**PROBLEM DESCRIPTION**. Scan the entries below and report only how many lines contain "math".

= = = = =

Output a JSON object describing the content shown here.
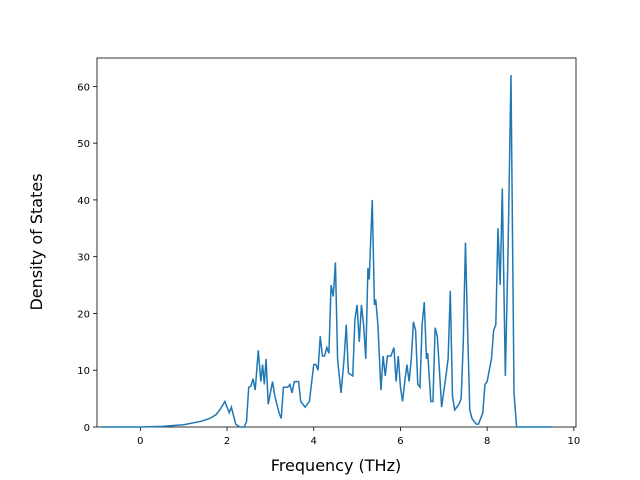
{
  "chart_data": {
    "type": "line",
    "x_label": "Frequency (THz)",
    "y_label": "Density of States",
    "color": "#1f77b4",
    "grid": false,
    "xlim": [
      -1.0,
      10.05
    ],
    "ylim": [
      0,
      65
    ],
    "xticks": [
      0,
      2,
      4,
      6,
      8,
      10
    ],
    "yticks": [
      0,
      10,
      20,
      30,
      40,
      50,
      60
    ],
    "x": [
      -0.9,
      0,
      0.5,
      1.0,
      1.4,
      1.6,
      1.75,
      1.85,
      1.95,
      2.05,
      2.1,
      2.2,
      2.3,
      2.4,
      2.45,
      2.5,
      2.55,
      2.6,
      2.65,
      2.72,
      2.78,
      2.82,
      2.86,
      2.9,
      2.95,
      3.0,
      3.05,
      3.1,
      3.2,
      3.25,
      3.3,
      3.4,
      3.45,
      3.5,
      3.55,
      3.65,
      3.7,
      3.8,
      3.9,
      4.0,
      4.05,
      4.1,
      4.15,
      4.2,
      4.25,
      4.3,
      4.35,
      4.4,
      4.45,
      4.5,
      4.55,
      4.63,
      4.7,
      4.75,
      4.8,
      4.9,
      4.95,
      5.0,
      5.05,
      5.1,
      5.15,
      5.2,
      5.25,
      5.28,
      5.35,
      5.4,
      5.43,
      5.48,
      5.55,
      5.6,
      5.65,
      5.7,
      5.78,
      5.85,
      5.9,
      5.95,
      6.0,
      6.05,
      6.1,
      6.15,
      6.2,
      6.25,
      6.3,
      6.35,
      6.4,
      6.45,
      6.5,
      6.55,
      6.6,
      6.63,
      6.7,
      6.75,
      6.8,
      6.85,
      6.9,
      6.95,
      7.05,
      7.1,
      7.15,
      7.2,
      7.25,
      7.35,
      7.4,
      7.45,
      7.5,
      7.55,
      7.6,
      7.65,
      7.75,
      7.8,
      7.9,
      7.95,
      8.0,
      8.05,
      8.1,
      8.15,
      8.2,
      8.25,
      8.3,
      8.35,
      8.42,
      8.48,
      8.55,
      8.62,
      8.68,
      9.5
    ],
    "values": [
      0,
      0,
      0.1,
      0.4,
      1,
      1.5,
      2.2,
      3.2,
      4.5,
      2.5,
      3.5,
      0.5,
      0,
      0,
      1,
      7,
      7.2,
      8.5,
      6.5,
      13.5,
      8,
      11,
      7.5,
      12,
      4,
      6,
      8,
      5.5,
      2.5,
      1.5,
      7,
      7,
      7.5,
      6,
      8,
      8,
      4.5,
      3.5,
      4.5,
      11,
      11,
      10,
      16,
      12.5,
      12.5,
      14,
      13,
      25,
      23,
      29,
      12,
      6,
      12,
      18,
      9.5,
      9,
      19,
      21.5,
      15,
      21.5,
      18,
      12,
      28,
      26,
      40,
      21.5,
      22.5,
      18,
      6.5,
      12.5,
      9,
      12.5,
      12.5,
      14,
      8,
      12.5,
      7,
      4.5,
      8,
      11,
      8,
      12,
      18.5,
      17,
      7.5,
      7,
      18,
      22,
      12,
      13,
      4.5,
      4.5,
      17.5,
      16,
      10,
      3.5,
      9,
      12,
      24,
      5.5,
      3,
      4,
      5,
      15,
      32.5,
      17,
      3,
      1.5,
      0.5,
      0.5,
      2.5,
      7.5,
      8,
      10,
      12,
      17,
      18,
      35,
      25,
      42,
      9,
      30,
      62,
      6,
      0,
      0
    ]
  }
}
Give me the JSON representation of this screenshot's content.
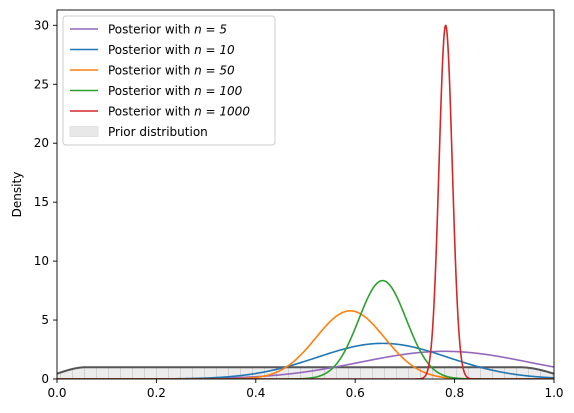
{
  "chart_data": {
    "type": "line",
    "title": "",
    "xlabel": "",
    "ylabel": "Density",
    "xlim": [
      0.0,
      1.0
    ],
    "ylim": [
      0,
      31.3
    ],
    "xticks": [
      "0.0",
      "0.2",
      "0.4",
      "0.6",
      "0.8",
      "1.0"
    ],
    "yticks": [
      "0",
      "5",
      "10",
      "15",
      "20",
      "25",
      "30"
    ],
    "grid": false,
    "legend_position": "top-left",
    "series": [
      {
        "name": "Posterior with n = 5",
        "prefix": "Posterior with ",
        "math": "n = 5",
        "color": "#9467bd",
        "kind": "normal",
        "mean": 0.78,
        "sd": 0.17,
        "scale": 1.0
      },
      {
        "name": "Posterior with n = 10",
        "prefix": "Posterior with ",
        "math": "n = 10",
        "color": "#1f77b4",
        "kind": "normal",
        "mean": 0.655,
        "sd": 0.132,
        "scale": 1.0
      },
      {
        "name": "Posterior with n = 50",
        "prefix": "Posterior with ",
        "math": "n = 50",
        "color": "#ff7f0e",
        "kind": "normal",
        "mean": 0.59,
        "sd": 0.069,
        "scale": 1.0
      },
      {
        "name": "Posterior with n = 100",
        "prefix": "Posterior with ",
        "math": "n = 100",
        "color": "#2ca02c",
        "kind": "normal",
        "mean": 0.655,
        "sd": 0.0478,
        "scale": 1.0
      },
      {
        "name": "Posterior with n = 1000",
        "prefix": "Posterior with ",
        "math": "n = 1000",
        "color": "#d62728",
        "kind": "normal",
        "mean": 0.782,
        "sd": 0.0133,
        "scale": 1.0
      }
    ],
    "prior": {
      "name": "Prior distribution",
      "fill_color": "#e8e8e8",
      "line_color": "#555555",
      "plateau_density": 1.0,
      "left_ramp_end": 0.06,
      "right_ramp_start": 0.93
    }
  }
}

= = = = =

**REPLY**. 5